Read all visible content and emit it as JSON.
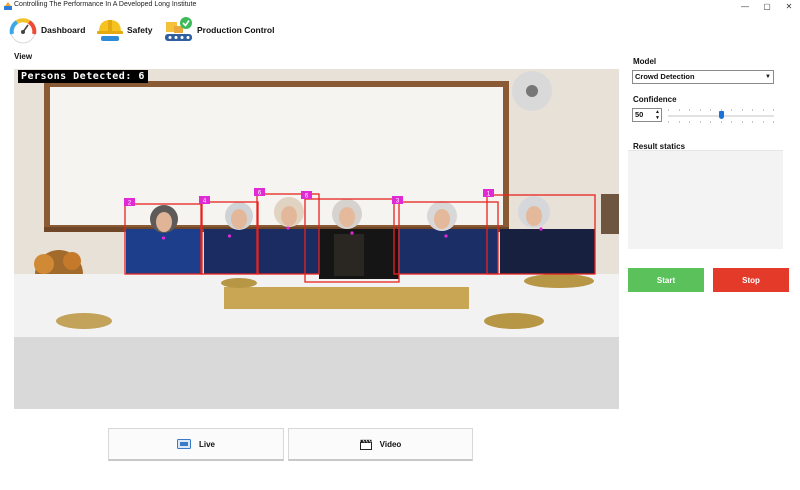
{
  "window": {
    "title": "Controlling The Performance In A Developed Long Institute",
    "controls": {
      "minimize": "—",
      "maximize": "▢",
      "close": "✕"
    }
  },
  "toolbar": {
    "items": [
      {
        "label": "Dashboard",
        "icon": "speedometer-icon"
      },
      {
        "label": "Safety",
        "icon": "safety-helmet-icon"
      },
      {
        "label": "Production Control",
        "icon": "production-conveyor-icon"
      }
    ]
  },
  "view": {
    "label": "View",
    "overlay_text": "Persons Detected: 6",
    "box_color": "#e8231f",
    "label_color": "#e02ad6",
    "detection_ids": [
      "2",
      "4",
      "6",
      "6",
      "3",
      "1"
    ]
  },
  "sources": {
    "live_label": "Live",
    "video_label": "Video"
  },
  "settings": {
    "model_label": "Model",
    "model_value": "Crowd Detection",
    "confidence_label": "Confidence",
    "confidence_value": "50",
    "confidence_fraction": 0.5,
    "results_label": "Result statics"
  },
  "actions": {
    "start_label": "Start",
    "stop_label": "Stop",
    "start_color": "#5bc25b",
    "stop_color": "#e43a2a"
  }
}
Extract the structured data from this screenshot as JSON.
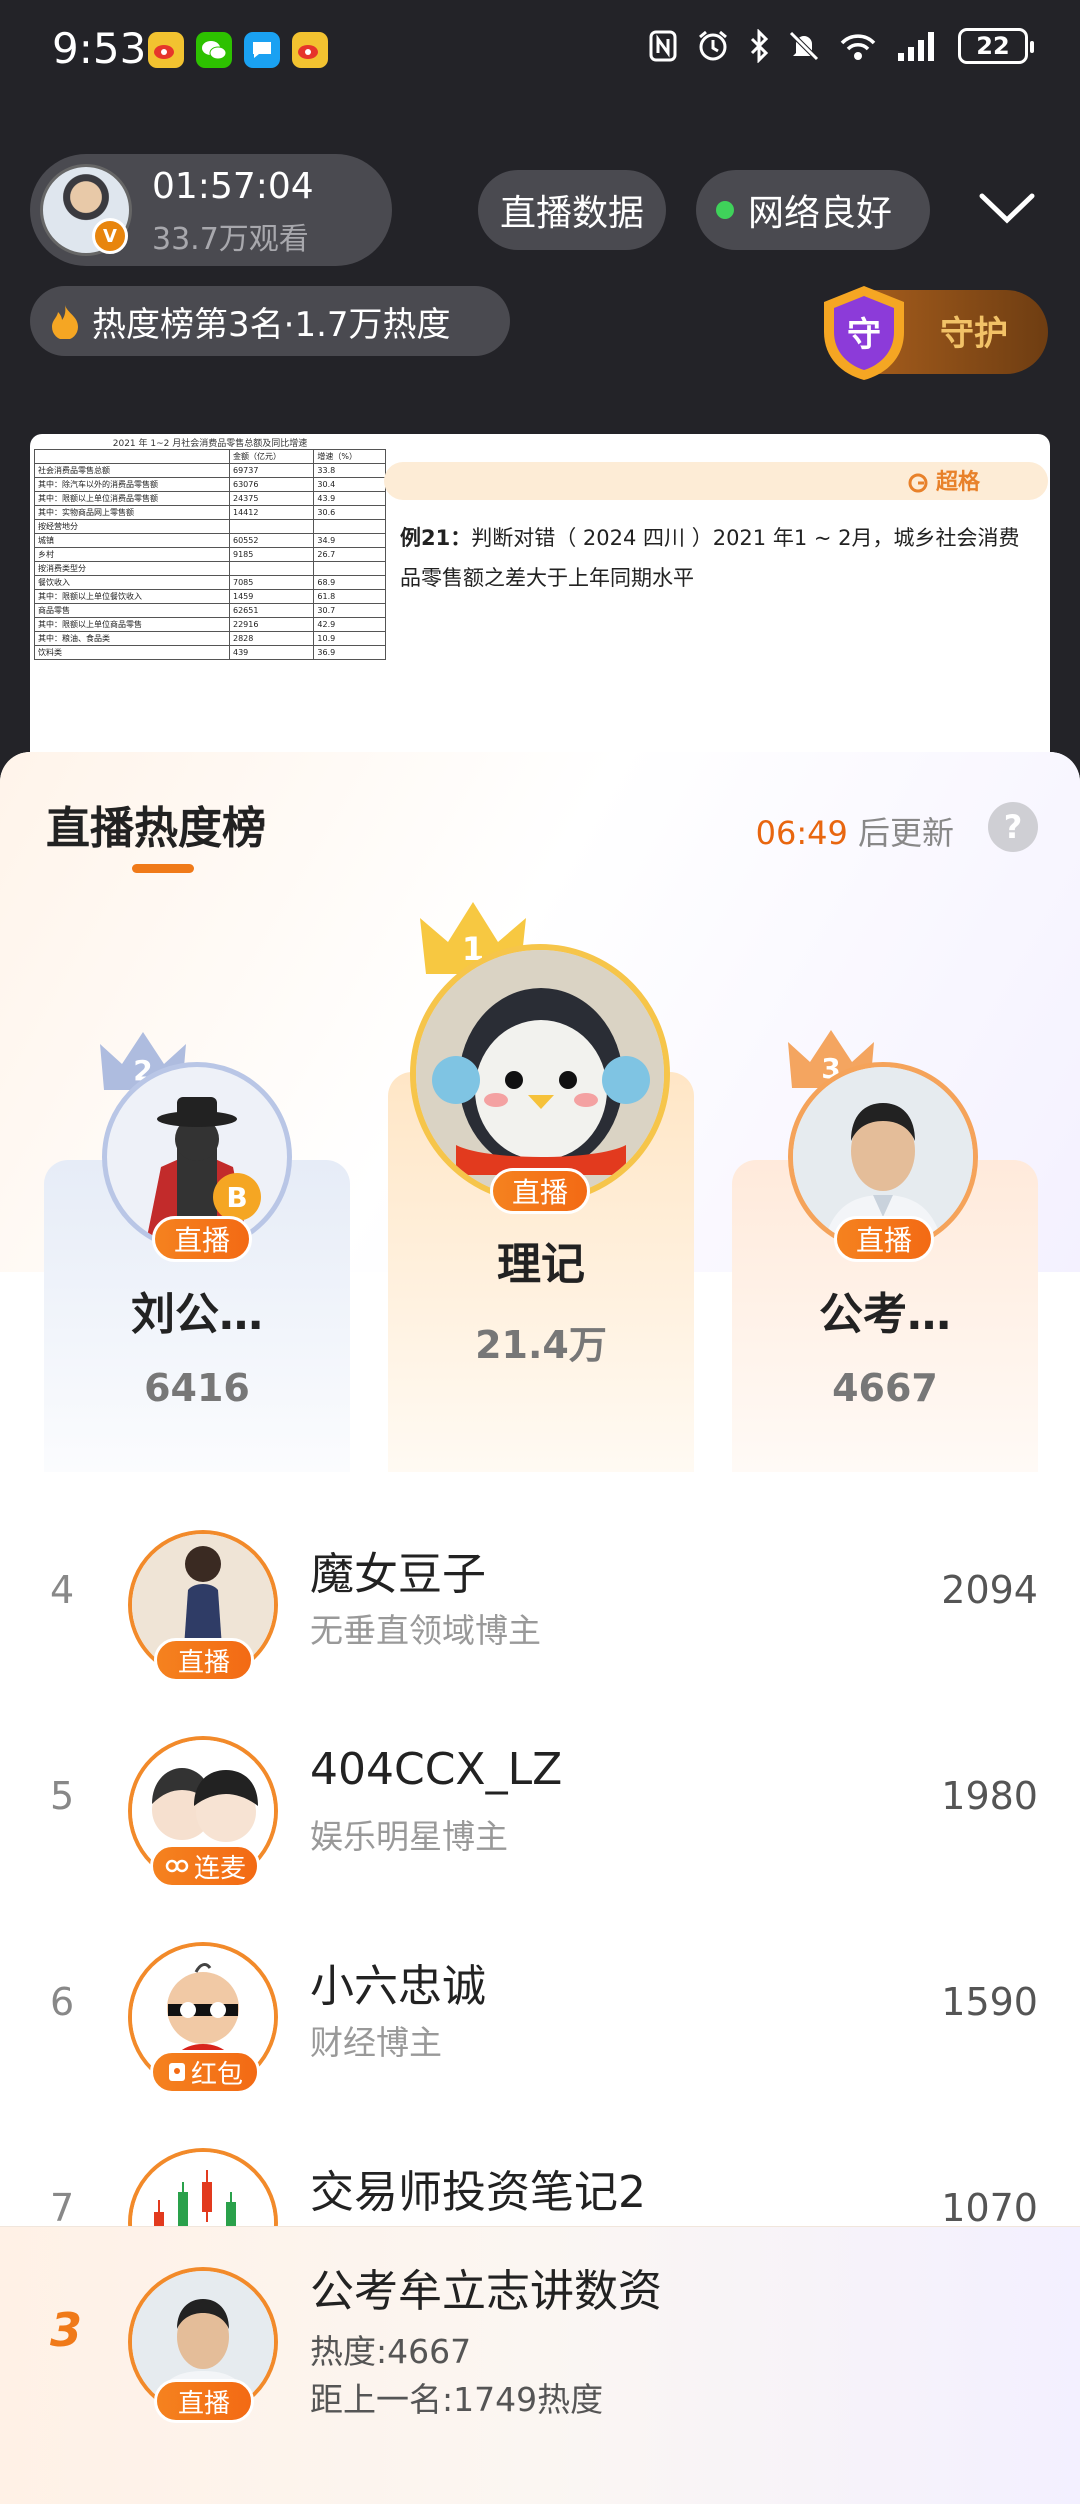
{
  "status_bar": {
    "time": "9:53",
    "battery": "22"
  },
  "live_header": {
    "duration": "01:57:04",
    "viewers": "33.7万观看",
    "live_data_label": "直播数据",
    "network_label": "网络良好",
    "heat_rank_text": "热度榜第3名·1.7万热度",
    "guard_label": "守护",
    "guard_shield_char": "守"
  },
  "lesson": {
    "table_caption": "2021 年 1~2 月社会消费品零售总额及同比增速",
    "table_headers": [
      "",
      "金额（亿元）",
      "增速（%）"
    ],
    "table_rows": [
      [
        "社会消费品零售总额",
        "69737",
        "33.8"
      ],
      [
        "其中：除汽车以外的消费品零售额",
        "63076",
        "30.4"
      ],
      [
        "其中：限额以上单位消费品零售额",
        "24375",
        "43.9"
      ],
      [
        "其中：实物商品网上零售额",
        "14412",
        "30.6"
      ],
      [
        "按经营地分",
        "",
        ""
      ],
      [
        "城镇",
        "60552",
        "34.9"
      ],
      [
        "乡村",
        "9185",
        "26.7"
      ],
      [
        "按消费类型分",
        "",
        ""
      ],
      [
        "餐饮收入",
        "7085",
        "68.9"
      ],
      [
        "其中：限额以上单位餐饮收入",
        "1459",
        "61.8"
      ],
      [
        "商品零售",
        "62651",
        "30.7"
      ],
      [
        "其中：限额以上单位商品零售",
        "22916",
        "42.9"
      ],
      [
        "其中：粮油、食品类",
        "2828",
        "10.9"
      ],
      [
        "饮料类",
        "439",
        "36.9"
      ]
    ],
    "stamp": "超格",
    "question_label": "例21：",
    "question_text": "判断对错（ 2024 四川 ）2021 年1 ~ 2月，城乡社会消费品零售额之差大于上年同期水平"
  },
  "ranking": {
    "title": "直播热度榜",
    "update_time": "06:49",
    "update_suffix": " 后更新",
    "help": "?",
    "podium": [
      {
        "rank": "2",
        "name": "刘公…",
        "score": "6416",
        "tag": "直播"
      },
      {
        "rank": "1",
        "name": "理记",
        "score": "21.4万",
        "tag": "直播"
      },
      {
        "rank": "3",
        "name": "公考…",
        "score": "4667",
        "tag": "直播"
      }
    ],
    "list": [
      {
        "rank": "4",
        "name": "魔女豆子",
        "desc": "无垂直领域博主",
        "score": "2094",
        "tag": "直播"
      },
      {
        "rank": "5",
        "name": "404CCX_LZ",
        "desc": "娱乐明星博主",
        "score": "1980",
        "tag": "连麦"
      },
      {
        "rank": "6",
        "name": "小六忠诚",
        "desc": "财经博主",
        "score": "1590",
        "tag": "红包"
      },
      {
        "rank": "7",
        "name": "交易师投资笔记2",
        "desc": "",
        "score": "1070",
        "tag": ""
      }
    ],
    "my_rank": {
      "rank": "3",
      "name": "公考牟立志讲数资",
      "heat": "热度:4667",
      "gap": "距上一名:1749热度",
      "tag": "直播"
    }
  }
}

-.-.-

▶ DIRECTIVE
Only a number is wanted: how many lines contain the word "desc"?

▶ TASK SOLUTION
4